[START DATA TO USE]

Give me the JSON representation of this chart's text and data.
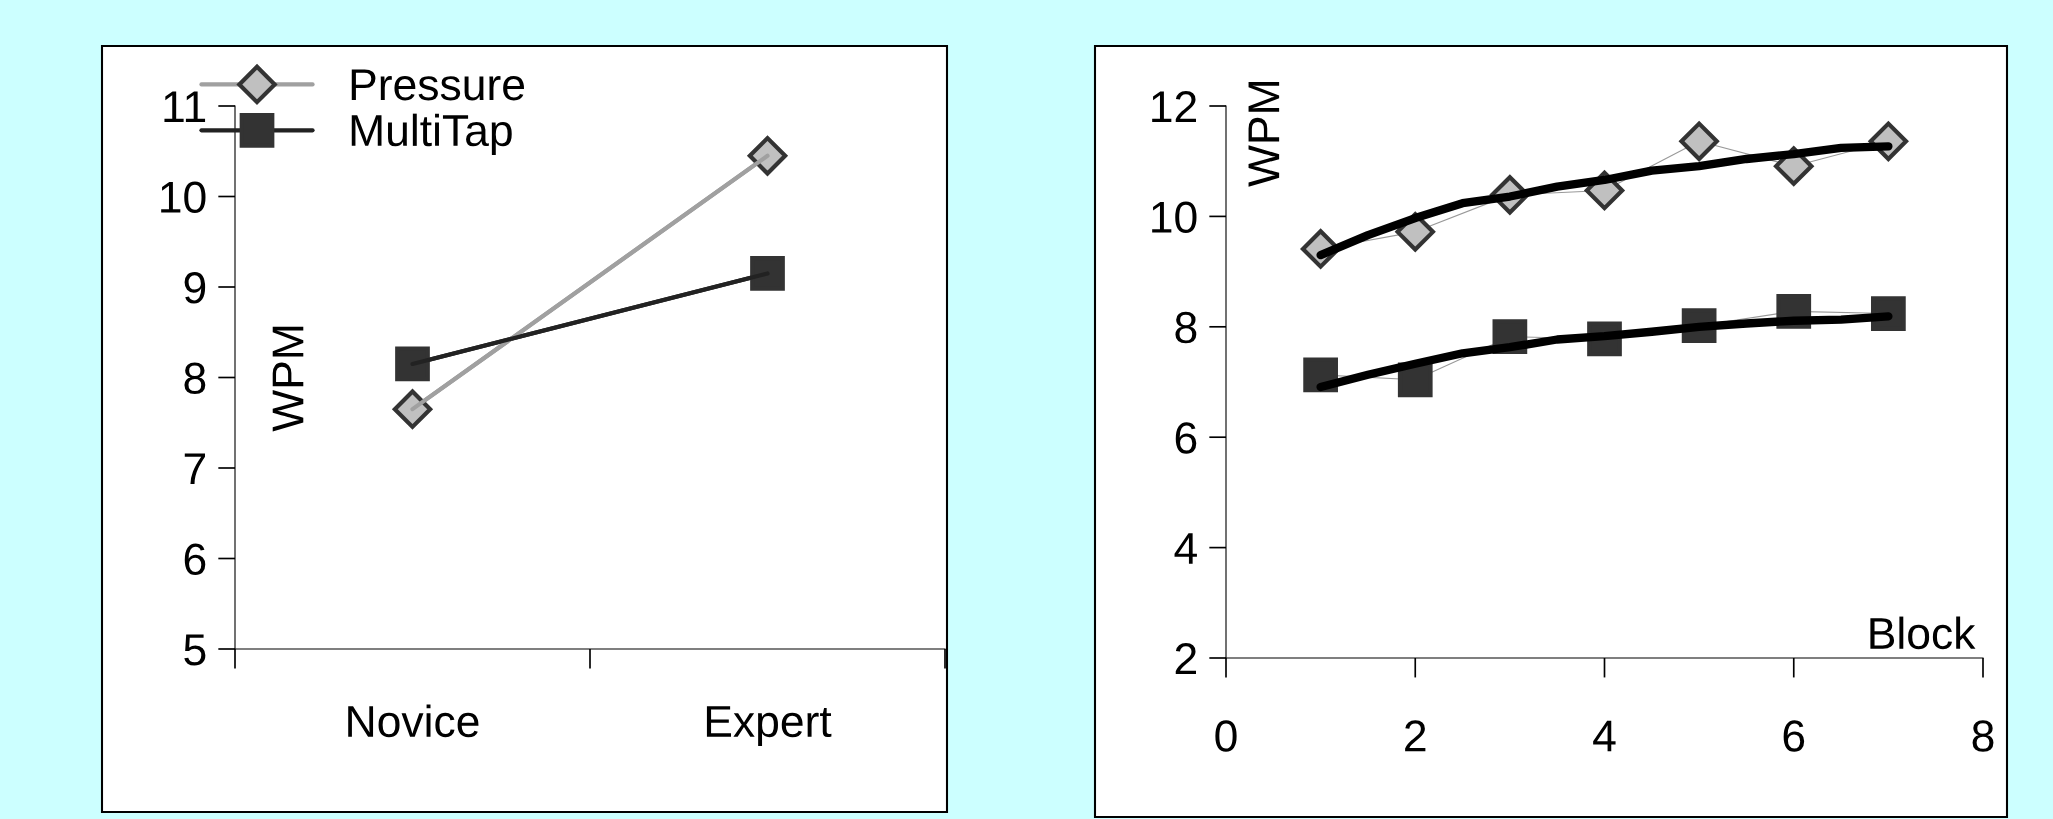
{
  "chart_data": [
    {
      "type": "line",
      "ylabel": "WPM",
      "categories": [
        "Novice",
        "Expert"
      ],
      "ylim": [
        5,
        11
      ],
      "yticks": [
        5,
        6,
        7,
        8,
        9,
        10,
        11
      ],
      "grid": false,
      "legend": "top left",
      "series": [
        {
          "name": "Pressure",
          "color": "#a0a0a0",
          "marker": "diamond",
          "values": [
            7.65,
            10.45
          ]
        },
        {
          "name": "MultiTap",
          "color": "#222222",
          "marker": "square",
          "values": [
            8.15,
            9.15
          ]
        }
      ]
    },
    {
      "type": "line",
      "xlabel": "Block",
      "ylabel": "WPM",
      "xlim": [
        0,
        8
      ],
      "xticks": [
        0,
        2,
        4,
        6,
        8
      ],
      "ylim": [
        2,
        12
      ],
      "yticks": [
        2,
        4,
        6,
        8,
        10,
        12
      ],
      "grid": false,
      "legend": false,
      "series": [
        {
          "color": "#999999",
          "marker": "diamond",
          "x": [
            1,
            2,
            3,
            4,
            5,
            6,
            7
          ],
          "values": [
            9.41,
            9.72,
            10.39,
            10.47,
            11.36,
            10.91,
            11.36
          ]
        },
        {
          "color": "#999999",
          "marker": "square",
          "x": [
            1,
            2,
            3,
            4,
            5,
            6,
            7
          ],
          "values": [
            7.13,
            7.04,
            7.82,
            7.78,
            8.02,
            8.28,
            8.24
          ]
        },
        {
          "color": "#000000",
          "marker": "none",
          "x": [
            1,
            1.5,
            2,
            2.5,
            3,
            3.5,
            4,
            4.5,
            5,
            5.5,
            6,
            6.5,
            7
          ],
          "values": [
            9.3,
            9.66,
            9.97,
            10.24,
            10.36,
            10.54,
            10.66,
            10.83,
            10.91,
            11.04,
            11.13,
            11.24,
            11.27
          ]
        },
        {
          "color": "#000000",
          "marker": "none",
          "x": [
            1,
            1.5,
            2,
            2.5,
            3,
            3.5,
            4,
            4.5,
            5,
            5.5,
            6,
            6.5,
            7
          ],
          "values": [
            6.91,
            7.13,
            7.33,
            7.52,
            7.63,
            7.77,
            7.83,
            7.91,
            8.0,
            8.06,
            8.11,
            8.13,
            8.19
          ]
        }
      ]
    }
  ]
}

[END DATA TO USE]

Copy each line in full and exactly, omitting any picture.

REPLY TO THE EXERCISE -
Give me the JSON representation of this chart's text and data.
{
  "chart_data": [
    {
      "type": "line",
      "ylabel": "WPM",
      "categories": [
        "Novice",
        "Expert"
      ],
      "ylim": [
        5,
        11
      ],
      "yticks": [
        5,
        6,
        7,
        8,
        9,
        10,
        11
      ],
      "grid": false,
      "legend": "top left",
      "series": [
        {
          "name": "Pressure",
          "color": "#a0a0a0",
          "marker": "diamond",
          "values": [
            7.65,
            10.45
          ]
        },
        {
          "name": "MultiTap",
          "color": "#222222",
          "marker": "square",
          "values": [
            8.15,
            9.15
          ]
        }
      ]
    },
    {
      "type": "line",
      "xlabel": "Block",
      "ylabel": "WPM",
      "xlim": [
        0,
        8
      ],
      "xticks": [
        0,
        2,
        4,
        6,
        8
      ],
      "ylim": [
        2,
        12
      ],
      "yticks": [
        2,
        4,
        6,
        8,
        10,
        12
      ],
      "grid": false,
      "legend": false,
      "series": [
        {
          "color": "#999999",
          "marker": "diamond",
          "x": [
            1,
            2,
            3,
            4,
            5,
            6,
            7
          ],
          "values": [
            9.41,
            9.72,
            10.39,
            10.47,
            11.36,
            10.91,
            11.36
          ]
        },
        {
          "color": "#999999",
          "marker": "square",
          "x": [
            1,
            2,
            3,
            4,
            5,
            6,
            7
          ],
          "values": [
            7.13,
            7.04,
            7.82,
            7.78,
            8.02,
            8.28,
            8.24
          ]
        },
        {
          "color": "#000000",
          "marker": "none",
          "x": [
            1,
            1.5,
            2,
            2.5,
            3,
            3.5,
            4,
            4.5,
            5,
            5.5,
            6,
            6.5,
            7
          ],
          "values": [
            9.3,
            9.66,
            9.97,
            10.24,
            10.36,
            10.54,
            10.66,
            10.83,
            10.91,
            11.04,
            11.13,
            11.24,
            11.27
          ]
        },
        {
          "color": "#000000",
          "marker": "none",
          "x": [
            1,
            1.5,
            2,
            2.5,
            3,
            3.5,
            4,
            4.5,
            5,
            5.5,
            6,
            6.5,
            7
          ],
          "values": [
            6.91,
            7.13,
            7.33,
            7.52,
            7.63,
            7.77,
            7.83,
            7.91,
            8.0,
            8.06,
            8.11,
            8.13,
            8.19
          ]
        }
      ]
    }
  ]
}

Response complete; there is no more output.